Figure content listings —
........
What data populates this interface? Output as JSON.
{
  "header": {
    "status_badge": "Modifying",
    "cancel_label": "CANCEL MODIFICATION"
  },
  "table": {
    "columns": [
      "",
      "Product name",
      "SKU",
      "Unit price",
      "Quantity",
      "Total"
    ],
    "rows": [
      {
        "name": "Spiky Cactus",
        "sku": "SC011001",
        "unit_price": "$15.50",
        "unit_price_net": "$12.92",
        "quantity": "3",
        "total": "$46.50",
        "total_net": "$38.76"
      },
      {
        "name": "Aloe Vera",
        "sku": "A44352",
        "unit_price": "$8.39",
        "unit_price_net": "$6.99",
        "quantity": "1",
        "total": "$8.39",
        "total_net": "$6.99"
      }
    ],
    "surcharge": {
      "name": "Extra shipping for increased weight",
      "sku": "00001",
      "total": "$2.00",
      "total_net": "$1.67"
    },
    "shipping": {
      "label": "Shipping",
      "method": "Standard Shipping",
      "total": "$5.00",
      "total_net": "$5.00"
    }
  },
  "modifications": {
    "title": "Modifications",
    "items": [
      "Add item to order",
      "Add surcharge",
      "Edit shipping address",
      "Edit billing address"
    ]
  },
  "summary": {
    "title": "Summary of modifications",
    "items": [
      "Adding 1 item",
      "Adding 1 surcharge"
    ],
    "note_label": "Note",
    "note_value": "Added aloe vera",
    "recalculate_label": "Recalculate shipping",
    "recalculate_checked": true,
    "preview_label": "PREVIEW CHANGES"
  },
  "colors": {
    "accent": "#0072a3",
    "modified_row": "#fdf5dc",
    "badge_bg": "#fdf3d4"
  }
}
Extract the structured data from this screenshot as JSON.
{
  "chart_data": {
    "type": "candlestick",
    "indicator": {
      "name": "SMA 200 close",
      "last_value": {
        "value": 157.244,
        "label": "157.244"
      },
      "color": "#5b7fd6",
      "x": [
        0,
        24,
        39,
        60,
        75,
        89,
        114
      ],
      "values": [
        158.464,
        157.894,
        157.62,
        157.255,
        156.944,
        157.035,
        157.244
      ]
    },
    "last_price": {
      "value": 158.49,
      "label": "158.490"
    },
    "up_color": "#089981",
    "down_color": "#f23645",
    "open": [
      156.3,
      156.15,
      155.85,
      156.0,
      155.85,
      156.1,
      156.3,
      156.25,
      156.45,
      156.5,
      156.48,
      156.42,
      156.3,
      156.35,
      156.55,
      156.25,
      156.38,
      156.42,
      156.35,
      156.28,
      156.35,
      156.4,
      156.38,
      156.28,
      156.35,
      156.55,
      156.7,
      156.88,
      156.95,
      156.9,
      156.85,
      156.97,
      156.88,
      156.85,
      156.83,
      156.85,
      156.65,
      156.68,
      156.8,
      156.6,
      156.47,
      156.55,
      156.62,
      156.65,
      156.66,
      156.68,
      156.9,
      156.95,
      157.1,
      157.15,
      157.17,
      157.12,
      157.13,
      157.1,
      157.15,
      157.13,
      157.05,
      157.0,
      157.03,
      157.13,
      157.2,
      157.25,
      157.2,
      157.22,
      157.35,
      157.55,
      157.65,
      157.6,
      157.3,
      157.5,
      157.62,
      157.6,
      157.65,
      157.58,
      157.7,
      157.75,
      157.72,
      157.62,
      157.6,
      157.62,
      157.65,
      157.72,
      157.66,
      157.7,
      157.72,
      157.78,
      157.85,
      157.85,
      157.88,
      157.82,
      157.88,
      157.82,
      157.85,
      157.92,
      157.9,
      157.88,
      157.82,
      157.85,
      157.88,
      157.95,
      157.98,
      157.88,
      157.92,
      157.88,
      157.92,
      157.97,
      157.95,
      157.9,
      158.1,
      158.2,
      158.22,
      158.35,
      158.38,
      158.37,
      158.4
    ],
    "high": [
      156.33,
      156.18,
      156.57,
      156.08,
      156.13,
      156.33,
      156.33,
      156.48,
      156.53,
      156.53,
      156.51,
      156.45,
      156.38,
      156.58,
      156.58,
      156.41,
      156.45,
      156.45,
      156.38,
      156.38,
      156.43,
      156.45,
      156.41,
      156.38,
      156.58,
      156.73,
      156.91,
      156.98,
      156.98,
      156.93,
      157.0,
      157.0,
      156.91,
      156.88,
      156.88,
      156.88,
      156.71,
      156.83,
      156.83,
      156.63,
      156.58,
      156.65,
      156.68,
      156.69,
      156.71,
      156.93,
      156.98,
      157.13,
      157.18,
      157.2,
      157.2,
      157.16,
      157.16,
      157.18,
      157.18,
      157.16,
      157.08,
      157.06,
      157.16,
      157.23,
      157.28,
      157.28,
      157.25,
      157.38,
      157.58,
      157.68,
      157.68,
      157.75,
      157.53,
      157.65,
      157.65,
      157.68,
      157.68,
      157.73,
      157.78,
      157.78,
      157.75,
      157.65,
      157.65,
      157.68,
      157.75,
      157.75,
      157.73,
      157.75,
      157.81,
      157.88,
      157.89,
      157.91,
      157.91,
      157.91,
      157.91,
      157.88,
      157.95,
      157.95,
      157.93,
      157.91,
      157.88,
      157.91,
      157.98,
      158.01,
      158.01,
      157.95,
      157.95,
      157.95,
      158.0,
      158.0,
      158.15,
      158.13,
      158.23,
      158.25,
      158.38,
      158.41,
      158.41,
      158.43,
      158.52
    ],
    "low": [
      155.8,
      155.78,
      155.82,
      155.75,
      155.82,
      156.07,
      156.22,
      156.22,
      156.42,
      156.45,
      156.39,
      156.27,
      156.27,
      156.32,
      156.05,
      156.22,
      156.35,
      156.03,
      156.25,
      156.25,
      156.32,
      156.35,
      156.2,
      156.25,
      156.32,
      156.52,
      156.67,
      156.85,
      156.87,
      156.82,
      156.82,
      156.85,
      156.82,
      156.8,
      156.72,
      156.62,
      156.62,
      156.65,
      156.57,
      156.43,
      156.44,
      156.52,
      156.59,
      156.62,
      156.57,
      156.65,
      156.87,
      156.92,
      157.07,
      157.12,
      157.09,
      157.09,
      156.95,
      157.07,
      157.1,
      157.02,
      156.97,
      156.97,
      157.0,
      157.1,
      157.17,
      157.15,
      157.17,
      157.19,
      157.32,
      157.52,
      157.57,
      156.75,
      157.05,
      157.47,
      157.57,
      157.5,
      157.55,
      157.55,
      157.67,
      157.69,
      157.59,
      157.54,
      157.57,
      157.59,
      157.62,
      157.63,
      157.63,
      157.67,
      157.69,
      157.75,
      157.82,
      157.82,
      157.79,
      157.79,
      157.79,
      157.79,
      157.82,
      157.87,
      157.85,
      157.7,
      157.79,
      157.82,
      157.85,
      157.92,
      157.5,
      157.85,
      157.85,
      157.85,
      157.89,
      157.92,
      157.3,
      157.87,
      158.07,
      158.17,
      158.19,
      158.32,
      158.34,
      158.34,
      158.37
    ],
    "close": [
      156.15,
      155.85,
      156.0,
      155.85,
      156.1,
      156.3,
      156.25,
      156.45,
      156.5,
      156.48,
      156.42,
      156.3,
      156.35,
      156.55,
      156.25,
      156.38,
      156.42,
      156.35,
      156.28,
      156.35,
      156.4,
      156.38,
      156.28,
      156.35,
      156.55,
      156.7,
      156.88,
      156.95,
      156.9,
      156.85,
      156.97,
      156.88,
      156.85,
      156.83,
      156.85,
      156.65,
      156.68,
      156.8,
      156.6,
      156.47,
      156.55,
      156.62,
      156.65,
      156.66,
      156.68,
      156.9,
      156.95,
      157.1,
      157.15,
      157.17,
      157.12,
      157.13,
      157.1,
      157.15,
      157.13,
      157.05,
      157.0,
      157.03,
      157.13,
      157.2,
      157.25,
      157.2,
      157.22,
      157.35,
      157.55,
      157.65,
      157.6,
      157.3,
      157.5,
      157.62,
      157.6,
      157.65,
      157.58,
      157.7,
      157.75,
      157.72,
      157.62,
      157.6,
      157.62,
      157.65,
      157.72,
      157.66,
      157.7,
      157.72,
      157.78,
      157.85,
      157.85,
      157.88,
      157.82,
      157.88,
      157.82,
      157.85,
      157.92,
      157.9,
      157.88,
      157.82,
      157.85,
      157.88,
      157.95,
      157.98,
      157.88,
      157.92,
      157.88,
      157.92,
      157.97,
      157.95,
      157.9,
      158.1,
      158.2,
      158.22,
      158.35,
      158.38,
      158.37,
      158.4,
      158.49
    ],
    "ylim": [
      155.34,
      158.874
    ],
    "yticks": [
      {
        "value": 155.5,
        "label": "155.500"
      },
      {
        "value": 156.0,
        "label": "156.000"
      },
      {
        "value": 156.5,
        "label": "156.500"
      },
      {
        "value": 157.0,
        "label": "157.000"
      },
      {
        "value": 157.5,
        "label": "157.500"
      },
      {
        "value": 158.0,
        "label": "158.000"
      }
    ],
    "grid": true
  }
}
........
Task —
Whichever lines contain the string "Edit", select and copy them.

Solution for this exercise —
      "Edit shipping address",
      "Edit billing address"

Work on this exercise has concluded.